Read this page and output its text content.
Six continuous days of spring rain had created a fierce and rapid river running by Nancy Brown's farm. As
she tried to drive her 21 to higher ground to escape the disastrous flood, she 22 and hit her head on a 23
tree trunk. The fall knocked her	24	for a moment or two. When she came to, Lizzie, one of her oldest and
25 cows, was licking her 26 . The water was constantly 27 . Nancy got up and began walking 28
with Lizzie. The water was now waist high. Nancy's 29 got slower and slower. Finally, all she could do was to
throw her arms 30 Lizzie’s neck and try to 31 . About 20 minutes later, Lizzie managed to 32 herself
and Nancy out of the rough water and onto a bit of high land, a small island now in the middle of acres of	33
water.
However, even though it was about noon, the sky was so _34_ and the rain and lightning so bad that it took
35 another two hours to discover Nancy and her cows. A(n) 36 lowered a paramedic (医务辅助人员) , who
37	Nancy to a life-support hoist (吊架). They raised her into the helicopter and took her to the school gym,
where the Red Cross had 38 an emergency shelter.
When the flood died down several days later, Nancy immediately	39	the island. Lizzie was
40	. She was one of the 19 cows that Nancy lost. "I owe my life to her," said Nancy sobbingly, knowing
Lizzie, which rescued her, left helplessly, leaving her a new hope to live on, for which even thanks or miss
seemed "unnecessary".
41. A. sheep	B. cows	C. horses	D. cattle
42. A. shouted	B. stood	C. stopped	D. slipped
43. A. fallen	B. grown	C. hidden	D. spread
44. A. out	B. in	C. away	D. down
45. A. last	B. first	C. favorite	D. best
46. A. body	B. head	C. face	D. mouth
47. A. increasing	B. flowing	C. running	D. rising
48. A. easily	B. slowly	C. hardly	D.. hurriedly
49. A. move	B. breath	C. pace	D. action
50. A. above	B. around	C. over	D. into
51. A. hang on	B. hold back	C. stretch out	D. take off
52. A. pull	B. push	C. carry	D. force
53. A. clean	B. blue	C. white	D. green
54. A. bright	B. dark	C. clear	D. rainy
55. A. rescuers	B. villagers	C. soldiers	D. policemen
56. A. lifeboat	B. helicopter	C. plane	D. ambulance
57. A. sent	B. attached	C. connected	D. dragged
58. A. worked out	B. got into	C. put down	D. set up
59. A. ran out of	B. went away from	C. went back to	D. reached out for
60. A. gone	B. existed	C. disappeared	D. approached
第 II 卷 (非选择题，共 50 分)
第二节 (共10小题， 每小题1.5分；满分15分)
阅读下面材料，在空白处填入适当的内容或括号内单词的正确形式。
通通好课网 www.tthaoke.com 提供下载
++++
STATED EXERCISE =
Go through the lines above. Select every one that has the string "helicopter".

RESULT OF THIS TASK =
37	Nancy to a life-support hoist (吊架). They raised her into the helicopter and took her to the school gym,
56. A. lifeboat	B. helicopter	C. plane	D. ambulance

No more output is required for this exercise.